**WHAT IS ASKED:**
Pick out every line with the word "this" and copy it.

---*---

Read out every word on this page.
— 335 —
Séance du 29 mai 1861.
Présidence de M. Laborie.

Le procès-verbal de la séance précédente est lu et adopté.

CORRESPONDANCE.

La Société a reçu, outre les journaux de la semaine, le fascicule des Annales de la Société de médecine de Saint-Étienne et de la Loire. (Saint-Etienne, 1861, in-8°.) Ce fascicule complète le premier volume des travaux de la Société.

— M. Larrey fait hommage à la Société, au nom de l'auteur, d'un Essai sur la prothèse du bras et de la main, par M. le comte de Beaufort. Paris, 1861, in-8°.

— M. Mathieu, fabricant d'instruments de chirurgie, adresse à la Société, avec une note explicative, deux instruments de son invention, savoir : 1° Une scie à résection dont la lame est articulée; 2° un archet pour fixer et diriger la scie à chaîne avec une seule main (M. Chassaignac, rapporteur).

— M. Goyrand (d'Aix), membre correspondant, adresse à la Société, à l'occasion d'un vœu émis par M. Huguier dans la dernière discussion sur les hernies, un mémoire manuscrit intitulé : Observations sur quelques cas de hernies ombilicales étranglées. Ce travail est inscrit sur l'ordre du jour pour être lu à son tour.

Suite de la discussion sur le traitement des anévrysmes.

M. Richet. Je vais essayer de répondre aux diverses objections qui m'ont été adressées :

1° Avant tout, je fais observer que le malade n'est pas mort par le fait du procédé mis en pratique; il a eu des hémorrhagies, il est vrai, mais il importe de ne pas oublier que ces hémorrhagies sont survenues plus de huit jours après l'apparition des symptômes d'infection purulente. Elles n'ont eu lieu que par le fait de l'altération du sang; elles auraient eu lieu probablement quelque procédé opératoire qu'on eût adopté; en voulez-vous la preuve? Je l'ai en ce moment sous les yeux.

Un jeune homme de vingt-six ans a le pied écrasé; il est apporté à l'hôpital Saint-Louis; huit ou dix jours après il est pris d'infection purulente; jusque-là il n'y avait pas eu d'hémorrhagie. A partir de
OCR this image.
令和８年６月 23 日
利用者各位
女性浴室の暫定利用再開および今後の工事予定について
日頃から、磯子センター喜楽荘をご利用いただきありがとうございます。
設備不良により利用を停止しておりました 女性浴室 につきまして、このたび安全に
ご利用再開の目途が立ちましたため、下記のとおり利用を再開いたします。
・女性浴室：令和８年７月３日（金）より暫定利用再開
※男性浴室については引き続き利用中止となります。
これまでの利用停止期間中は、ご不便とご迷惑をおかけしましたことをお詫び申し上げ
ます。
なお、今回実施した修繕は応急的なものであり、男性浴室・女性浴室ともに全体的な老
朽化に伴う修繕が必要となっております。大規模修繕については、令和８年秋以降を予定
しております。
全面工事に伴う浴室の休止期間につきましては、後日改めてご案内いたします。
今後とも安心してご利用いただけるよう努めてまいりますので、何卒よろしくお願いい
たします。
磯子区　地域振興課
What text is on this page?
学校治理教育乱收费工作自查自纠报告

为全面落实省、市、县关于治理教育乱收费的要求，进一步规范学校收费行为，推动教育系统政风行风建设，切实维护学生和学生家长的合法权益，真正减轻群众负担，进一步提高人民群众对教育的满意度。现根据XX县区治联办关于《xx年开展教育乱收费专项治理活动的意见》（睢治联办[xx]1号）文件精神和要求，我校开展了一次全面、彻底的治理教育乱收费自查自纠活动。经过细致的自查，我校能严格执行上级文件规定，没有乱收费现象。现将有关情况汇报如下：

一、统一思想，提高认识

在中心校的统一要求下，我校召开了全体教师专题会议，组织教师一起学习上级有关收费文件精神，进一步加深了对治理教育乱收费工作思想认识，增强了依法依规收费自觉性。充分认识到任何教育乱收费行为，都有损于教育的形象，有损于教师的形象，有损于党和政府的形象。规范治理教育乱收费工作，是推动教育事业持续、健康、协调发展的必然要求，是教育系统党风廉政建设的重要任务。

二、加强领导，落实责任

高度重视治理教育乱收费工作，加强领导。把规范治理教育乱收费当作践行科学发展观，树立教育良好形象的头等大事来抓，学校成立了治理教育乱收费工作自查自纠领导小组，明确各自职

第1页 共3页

---*---

**THE COMPLETED TASK:**
Read out every word on this page.
OCR this image.
What text is on this page?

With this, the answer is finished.